Senate debates
Monday, 22 February 2010
Fairer Private Health Insurance Incentives (Medicare Levy Surcharge) Bill 2009 [No. 2]; Fairer Private Health Insurance Incentives (Medicare Levy Surcharge — Fringe Benefits) Bill 2009 [No. 2]
Second Reading
12:53 pm
Rachel Siewert (WA, Australian Greens) Share this | Hansard source
Earlier this year in the Senate the Greens successfully moved to split these fairer private health insurance incentives bills so that we could talk about the increase in the Medicare levy surcharge and means testing the rebate separately and allow a separate vote on the bills. This is because we have a different opinion on the bills. We have flagged that we do support means testing for the Medicare rebate—and we will talk about this in more detail when we debate that bill—because we did not support the rebate in the first place. So a move to remove at least some of it and generate more income for the public health system, in our minds, is at least a step in the right direction.
However, the government’s Medicare levy surcharge is a stick to compel people to take out private health insurance, forcing people who are not on high incomes—$75,000 for singles and $150,000 for families—to purchase a market product that is expensive and over which the government has no true and proper legislative control. Health insurance premiums are again about to rise by an estimated six to seven per cent, which is around $195 per family. People often buy the cheapest product available even though it does not service their needs, because they feel compelled to.
The Medicare levy surcharge, we believe, unfairly penalises people who make a conscientious choice about private health insurance. As departmental officials at the recent Senate estimates hearings on 10 February pointed out, people on higher incomes who do not have private health insurance are not influenced by either the rebate or the levy surcharge. Those on high incomes who do not take out private health insurance—estimated at around 130,000—who pay the surcharge were described by officials as ‘unpredictable’. In the past people have described them as not making an economically rational decision. These people have not been included, we were told at estimates, in the Treasury modelling.
These people make a choice not to take out private health insurance for not just economic reasons. In other words, they are not being forced into it by the surcharge. These people take care of their health costs themselves. The Greens believe that this group should not be subject to extra financial penalties for no obvious financial gain to them, as they are unlikely to take out private health insurance and, if they did, they would probably take out basic packages that they would barely use.

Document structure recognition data
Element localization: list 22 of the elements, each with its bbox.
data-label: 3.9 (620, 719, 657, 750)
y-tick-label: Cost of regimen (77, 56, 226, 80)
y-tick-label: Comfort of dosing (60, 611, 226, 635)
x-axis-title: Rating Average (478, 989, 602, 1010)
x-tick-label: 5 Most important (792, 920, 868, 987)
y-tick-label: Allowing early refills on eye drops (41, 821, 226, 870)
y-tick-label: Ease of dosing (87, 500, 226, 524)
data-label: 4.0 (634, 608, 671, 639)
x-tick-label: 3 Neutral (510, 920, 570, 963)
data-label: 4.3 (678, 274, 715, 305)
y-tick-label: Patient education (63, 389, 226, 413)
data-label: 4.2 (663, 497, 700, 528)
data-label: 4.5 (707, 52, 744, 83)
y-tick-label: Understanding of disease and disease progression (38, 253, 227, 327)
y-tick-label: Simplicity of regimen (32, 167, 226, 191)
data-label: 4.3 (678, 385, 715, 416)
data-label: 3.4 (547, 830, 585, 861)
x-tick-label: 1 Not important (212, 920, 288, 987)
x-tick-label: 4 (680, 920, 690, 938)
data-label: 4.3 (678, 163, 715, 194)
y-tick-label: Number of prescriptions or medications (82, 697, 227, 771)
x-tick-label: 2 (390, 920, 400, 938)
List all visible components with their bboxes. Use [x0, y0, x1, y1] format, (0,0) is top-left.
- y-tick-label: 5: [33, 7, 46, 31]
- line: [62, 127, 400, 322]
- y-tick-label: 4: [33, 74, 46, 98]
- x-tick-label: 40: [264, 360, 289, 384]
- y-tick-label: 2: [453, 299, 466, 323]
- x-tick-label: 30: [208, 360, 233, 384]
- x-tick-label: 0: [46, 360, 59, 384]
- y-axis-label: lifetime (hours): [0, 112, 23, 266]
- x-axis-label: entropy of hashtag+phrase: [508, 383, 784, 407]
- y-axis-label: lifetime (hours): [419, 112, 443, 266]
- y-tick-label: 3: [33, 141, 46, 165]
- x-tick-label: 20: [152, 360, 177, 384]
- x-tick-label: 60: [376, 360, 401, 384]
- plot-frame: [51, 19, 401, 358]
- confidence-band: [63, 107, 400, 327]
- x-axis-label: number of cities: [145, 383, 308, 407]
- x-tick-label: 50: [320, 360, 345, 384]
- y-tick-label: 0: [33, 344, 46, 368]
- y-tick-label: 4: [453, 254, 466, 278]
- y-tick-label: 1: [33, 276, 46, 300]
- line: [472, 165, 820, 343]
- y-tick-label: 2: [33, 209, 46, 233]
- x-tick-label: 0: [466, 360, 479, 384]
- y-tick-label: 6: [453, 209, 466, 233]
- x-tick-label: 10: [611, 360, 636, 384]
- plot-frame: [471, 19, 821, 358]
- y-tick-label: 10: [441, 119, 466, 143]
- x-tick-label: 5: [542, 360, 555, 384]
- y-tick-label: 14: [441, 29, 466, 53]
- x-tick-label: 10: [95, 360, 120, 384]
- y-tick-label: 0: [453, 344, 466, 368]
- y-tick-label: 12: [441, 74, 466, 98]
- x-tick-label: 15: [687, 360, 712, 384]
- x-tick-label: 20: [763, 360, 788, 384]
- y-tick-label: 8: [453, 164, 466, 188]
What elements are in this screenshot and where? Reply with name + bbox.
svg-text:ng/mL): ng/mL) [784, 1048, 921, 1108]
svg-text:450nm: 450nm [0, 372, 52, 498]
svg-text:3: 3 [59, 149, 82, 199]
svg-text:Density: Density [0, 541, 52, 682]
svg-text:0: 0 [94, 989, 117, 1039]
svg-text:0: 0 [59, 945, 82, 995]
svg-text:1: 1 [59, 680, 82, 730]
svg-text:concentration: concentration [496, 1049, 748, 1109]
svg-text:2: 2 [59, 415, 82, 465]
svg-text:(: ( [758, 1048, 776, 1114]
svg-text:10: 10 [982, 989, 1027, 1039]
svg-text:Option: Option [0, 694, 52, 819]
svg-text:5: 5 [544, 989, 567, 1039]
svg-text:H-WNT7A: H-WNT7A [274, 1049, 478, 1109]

▶ _About this exercise_
Please list every dollar amount that appears in the Senate debate. This data comes from a separate source.

▶ _Exercise result_
- $75,000
- $150,000
- $195